[TASK TO CARRY OUT]:
Each entry below should be reproduced character for character.

*** PROVIDED RECORDS ***

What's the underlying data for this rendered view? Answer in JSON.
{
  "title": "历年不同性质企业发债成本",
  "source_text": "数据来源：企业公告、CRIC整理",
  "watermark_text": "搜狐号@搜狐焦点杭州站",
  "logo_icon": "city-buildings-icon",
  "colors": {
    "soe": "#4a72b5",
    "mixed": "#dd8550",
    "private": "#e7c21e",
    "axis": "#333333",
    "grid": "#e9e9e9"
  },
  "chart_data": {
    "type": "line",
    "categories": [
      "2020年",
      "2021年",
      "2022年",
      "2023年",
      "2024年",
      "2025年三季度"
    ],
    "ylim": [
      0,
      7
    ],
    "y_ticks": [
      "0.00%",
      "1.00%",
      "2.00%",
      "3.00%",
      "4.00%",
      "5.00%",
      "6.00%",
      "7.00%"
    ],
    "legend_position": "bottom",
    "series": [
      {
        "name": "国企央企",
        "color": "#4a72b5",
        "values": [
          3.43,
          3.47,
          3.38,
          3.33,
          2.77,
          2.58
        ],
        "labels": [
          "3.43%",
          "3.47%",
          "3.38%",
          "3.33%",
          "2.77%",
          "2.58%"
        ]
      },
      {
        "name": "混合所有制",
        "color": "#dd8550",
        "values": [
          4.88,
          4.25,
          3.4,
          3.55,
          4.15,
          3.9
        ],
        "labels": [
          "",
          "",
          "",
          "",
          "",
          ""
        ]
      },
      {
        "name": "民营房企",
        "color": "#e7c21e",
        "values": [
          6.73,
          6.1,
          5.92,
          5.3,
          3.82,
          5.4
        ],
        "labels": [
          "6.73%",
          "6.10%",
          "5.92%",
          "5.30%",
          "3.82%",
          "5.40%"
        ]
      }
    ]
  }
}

***

[ANSWER IN FULL]:
What's the underlying data for this rendered view? Answer in JSON.
{
  "title": "历年不同性质企业发债成本",
  "source_text": "数据来源：企业公告、CRIC整理",
  "watermark_text": "搜狐号@搜狐焦点杭州站",
  "logo_icon": "city-buildings-icon",
  "colors": {
    "soe": "#4a72b5",
    "mixed": "#dd8550",
    "private": "#e7c21e",
    "axis": "#333333",
    "grid": "#e9e9e9"
  },
  "chart_data": {
    "type": "line",
    "categories": [
      "2020年",
      "2021年",
      "2022年",
      "2023年",
      "2024年",
      "2025年三季度"
    ],
    "ylim": [
      0,
      7
    ],
    "y_ticks": [
      "0.00%",
      "1.00%",
      "2.00%",
      "3.00%",
      "4.00%",
      "5.00%",
      "6.00%",
      "7.00%"
    ],
    "legend_position": "bottom",
    "series": [
      {
        "name": "国企央企",
        "color": "#4a72b5",
        "values": [
          3.43,
          3.47,
          3.38,
          3.33,
          2.77,
          2.58
        ],
        "labels": [
          "3.43%",
          "3.47%",
          "3.38%",
          "3.33%",
          "2.77%",
          "2.58%"
        ]
      },
      {
        "name": "混合所有制",
        "color": "#dd8550",
        "values": [
          4.88,
          4.25,
          3.4,
          3.55,
          4.15,
          3.9
        ],
        "labels": [
          "",
          "",
          "",
          "",
          "",
          ""
        ]
      },
      {
        "name": "民营房企",
        "color": "#e7c21e",
        "values": [
          6.73,
          6.1,
          5.92,
          5.3,
          3.82,
          5.4
        ],
        "labels": [
          "6.73%",
          "6.10%",
          "5.92%",
          "5.30%",
          "3.82%",
          "5.40%"
        ]
      }
    ]
  }
}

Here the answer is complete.